From the entries below, gather every line containing the string "smiling".

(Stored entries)
****

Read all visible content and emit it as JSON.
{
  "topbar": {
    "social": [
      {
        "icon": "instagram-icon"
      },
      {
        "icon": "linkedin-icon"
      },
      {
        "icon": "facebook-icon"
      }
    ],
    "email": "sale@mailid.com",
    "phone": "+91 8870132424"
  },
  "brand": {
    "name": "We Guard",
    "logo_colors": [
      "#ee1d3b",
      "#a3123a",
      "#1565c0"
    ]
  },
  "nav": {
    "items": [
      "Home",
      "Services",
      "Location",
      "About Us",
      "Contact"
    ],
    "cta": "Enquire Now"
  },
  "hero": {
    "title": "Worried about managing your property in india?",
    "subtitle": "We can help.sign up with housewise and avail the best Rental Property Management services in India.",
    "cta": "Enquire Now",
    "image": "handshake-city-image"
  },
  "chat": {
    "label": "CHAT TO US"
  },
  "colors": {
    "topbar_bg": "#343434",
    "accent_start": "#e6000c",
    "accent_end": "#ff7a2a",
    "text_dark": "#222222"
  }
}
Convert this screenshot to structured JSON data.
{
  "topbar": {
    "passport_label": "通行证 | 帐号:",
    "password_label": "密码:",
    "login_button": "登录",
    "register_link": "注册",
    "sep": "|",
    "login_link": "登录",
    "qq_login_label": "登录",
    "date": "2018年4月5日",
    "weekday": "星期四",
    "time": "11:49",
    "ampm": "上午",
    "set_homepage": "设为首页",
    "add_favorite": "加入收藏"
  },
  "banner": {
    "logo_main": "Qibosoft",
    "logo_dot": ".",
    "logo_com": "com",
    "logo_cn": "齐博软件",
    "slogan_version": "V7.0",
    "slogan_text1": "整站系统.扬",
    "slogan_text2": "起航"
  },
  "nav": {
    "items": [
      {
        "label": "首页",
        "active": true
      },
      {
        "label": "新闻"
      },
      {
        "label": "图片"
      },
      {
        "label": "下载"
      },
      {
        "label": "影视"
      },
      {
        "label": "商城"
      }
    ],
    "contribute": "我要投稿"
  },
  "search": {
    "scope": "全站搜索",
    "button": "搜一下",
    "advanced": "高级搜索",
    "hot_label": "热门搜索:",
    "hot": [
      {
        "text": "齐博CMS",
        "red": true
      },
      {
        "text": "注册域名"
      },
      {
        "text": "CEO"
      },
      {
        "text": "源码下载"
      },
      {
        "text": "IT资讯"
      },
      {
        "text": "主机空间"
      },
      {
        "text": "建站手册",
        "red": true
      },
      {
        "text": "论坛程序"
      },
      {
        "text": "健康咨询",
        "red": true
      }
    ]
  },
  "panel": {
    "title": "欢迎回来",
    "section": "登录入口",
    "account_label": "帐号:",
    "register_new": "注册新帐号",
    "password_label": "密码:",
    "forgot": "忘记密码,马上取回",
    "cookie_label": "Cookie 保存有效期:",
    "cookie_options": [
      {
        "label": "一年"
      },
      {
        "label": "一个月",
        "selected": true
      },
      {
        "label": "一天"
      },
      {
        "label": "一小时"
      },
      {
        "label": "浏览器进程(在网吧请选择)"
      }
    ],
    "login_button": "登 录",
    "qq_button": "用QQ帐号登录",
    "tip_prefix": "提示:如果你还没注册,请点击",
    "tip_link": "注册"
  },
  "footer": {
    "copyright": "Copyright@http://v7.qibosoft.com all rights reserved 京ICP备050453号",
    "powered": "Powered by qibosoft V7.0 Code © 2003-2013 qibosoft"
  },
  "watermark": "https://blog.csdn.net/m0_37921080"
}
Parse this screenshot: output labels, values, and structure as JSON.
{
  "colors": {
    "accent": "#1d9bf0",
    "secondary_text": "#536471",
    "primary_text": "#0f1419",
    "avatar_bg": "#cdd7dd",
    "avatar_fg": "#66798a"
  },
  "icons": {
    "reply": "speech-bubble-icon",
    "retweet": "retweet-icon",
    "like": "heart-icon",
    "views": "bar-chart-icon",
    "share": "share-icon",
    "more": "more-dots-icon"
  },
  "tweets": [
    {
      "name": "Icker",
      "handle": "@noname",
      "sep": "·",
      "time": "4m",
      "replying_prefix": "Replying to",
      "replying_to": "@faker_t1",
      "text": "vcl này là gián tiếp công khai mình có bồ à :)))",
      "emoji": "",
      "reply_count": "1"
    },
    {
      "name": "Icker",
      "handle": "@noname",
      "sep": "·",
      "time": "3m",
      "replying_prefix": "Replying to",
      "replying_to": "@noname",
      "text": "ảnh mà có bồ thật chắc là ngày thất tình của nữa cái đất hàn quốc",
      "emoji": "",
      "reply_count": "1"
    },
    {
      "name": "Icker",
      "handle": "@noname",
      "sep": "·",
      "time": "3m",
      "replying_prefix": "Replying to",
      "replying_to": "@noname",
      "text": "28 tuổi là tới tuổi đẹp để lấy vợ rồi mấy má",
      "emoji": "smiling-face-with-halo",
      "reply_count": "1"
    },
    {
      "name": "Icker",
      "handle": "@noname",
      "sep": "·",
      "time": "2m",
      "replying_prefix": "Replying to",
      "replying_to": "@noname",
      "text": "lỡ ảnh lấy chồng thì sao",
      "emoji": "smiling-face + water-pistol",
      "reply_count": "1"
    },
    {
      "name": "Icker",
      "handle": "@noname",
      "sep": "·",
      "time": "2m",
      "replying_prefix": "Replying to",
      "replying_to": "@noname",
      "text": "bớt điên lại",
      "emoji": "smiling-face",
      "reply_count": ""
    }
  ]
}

****

**WRITTEN ANSWER:**
      "emoji": "smiling-face-with-halo",
      "emoji": "smiling-face + water-pistol",
      "emoji": "smiling-face",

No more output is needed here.